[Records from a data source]
.....

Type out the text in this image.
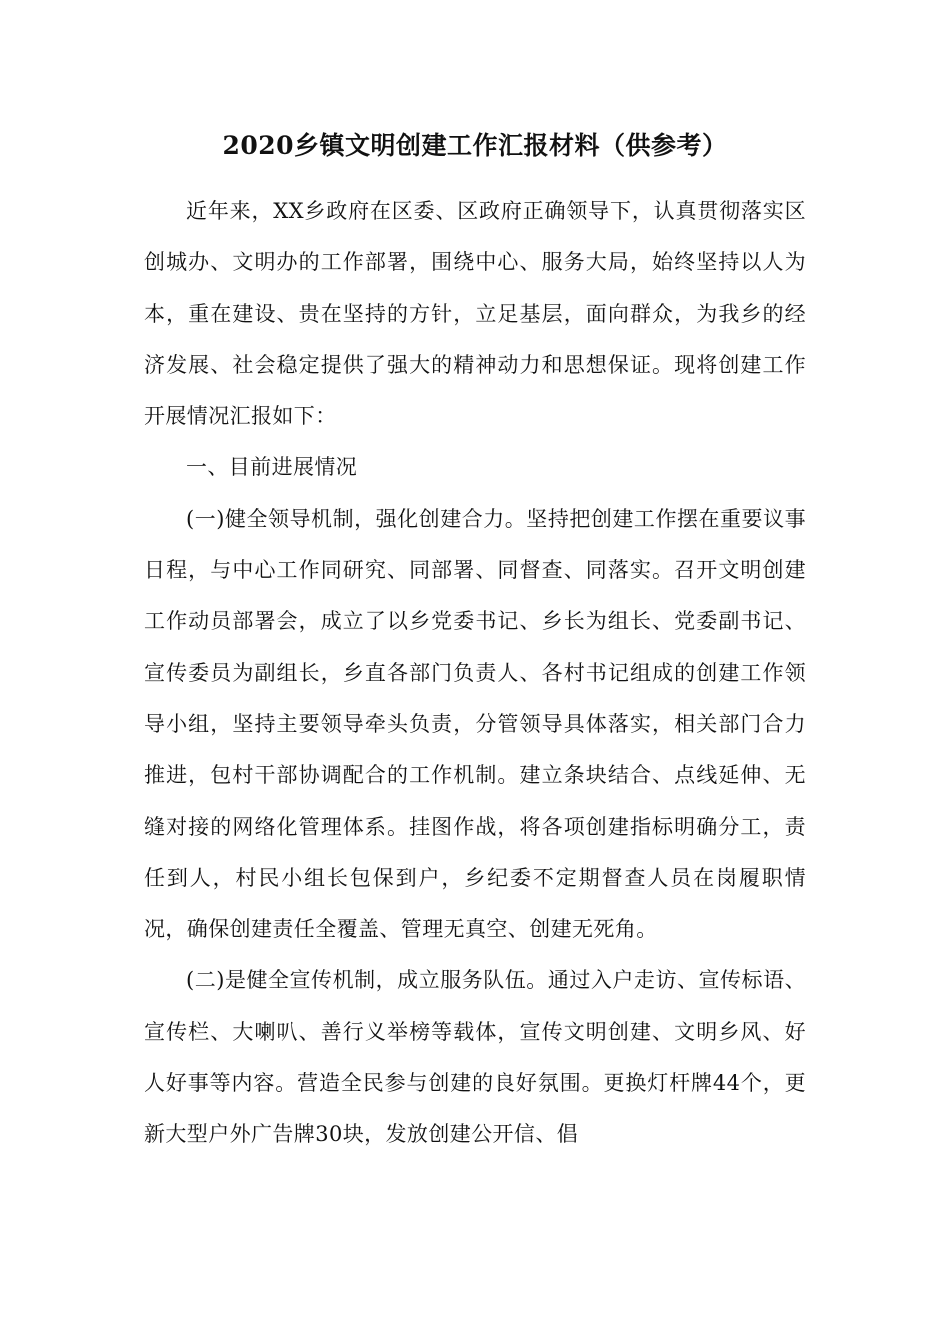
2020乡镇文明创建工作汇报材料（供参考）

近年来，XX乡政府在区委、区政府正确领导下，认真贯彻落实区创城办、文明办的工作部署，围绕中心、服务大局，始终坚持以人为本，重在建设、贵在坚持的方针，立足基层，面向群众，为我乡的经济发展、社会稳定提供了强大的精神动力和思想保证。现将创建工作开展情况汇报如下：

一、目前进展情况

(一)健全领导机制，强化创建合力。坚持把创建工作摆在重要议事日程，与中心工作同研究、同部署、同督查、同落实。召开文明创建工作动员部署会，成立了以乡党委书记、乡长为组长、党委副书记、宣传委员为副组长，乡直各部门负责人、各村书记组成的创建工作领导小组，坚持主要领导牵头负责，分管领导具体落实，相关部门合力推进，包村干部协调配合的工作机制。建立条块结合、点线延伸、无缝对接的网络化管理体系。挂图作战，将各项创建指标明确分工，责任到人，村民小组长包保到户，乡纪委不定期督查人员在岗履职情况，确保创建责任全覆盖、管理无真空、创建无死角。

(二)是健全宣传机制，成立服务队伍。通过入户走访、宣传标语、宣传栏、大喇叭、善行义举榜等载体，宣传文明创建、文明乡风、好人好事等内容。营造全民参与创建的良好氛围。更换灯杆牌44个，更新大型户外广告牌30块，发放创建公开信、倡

.....

* The problem
Set down the material above as is, without any pictures.

* Solution
Type out the text in this image.
2020乡镇文明创建工作汇报材料（供参考）

近年来，XX乡政府在区委、区政府正确领导下，认真贯彻落实区创城办、文明办的工作部署，围绕中心、服务大局，始终坚持以人为本，重在建设、贵在坚持的方针，立足基层，面向群众，为我乡的经济发展、社会稳定提供了强大的精神动力和思想保证。现将创建工作开展情况汇报如下：

一、目前进展情况

(一)健全领导机制，强化创建合力。坚持把创建工作摆在重要议事日程，与中心工作同研究、同部署、同督查、同落实。召开文明创建工作动员部署会，成立了以乡党委书记、乡长为组长、党委副书记、宣传委员为副组长，乡直各部门负责人、各村书记组成的创建工作领导小组，坚持主要领导牵头负责，分管领导具体落实，相关部门合力推进，包村干部协调配合的工作机制。建立条块结合、点线延伸、无缝对接的网络化管理体系。挂图作战，将各项创建指标明确分工，责任到人，村民小组长包保到户，乡纪委不定期督查人员在岗履职情况，确保创建责任全覆盖、管理无真空、创建无死角。

(二)是健全宣传机制，成立服务队伍。通过入户走访、宣传标语、宣传栏、大喇叭、善行义举榜等载体，宣传文明创建、文明乡风、好人好事等内容。营造全民参与创建的良好氛围。更换灯杆牌44个，更新大型户外广告牌30块，发放创建公开信、倡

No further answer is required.